→ **Extract to read**:

## Start

PDA

View Full Version : Beginners Challenge 3



Randy Flagg
July 19th, 2011, 09:25 PM
Alright I am back for more punishment. I found this challenge really easy. I know I could have done some easier things instead of the .re statement but if you have been following along I just learned it and wanted to try it out.

Please let me know what you think.

Original Challenge is here:

http://ubuntuforums.org/showthread.php?t=884394



#!/usr/bin/env python
# Ubuntu Forums Beginner Challenge #3
#
#Read all lines from a text file and copy language names beginning with
#S and H to a new file. Also add a line to the original file.

import sys
import re

try:
infile = open('bhaarat.text', 'r+')
except IOError:
print 'This file does not exist in the current directory'


outfile = open('out.text', "w")
linenum = 1
for line in infile:
pattern = re.compile(r'''
^ #tells us to start at the beginning of the string
\d* #match any number of digits
\W #match any non-alphanumberic character
\s #match whitespace
(S+|H+) #match either S or H one or more times
(\w*) #match anything that follows S or H
''', re.VERBOSE)

try:
(lang1, lang2) = pattern.search(line).groups()
lang = lang1 + lang2
outfile.write(str(linenum) + '. ' + lang + '\n')
linenum += 1
except AttributeError:
pass

infile.write('23. English')
infile.close()
outfile.close()

TwoEars
July 19th, 2011, 09:37 PM
Very good :D

One little comment though - instead of



(lang1, lang2) = pattern.search(line).groups()
lang = lang1 + lang2
You could use the reduce function, for example -


lang = reduce(lambda x,y:x+y,pattern.search(line).groups())

Bachstelze
July 19th, 2011, 10:15 PM
Nice try with try but your exception handling is bad for two reasons:

1) If an IOError is raised by open, the error message will be printed but the program will continue running, and eventually crash:


firas@aoba ~ % python test.py
This file does not exist in the current directory
Traceback (most recent call last):
File "test.py", line 18, in <module>
for line in infile:
NameError: name 'infile' is not defined


2) If the file exists but is not readable, an IOError will be raised and your program will say that the file does not exist, which is misleading.

You should be able to fix that by yourself if you read more about exception handling: http://docs.python.org/tutorial/errors.html

EDIT: Also I would add a comment to explain why you ignore AttributeError exceptions in your secont try...except block, because it's not obvious.

## End

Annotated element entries
## Start

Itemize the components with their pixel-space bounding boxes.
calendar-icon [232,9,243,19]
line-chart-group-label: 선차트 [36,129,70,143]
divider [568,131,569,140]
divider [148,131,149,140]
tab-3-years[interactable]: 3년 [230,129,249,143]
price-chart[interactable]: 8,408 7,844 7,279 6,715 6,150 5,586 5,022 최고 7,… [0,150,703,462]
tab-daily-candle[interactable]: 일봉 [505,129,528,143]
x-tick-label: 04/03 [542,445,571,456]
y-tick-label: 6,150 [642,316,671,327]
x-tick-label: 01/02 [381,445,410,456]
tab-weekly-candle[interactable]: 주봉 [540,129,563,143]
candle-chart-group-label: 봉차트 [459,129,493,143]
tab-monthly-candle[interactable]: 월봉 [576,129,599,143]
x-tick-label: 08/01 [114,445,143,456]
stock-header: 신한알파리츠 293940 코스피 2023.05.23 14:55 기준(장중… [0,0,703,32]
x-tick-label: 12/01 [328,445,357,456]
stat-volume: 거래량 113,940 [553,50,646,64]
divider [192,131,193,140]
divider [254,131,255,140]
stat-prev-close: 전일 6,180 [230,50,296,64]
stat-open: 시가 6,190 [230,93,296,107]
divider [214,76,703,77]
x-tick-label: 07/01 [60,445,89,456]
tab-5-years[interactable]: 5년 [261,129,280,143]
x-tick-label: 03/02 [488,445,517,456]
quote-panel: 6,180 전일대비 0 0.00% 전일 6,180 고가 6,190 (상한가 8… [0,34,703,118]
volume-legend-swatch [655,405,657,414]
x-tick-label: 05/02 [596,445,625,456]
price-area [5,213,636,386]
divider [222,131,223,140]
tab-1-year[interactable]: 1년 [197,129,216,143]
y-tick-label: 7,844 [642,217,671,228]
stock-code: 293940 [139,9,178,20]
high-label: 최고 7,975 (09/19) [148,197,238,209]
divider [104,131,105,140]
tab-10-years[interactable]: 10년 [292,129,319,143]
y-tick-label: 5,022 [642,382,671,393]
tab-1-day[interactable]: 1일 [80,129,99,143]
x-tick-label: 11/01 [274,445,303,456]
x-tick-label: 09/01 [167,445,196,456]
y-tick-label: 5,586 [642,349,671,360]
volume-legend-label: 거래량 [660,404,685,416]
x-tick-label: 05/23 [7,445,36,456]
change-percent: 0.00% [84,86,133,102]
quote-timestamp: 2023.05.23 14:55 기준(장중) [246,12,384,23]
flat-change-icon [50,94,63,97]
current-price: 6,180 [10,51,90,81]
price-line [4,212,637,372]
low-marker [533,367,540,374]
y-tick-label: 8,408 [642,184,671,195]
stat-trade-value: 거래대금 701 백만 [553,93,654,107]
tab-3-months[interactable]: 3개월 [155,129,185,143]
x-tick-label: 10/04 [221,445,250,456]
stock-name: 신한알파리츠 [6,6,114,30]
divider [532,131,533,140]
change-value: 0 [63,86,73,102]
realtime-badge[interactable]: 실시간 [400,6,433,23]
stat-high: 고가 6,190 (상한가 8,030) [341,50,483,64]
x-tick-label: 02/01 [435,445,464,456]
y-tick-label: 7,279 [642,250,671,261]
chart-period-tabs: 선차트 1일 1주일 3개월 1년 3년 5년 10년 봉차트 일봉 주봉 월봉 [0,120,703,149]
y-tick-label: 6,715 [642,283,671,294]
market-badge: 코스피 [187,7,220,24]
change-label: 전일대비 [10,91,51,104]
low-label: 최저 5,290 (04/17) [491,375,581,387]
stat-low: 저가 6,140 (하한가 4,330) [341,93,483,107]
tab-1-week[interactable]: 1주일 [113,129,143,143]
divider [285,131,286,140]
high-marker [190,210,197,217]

## End

→ **To be done**:
- 1) Name every user who posts in the forum thread.
- 2) Copy exactly, from the forum thread, everything from "Please let me" down to "the original file.".
The items above are separate from the forum thread.

→ **The responses**:
- 1) Randy Flagg, TwoEars, Bachstelze

- 2)
Please let me know what you think.

Original Challenge is here:

http://ubuntuforums.org/showthread.php?t=884394



#!/usr/bin/env python
# Ubuntu Forums Beginner Challenge #3
#
#Read all lines from a text file and copy language names beginning with
#S and H to a new file. Also add a line to the original file.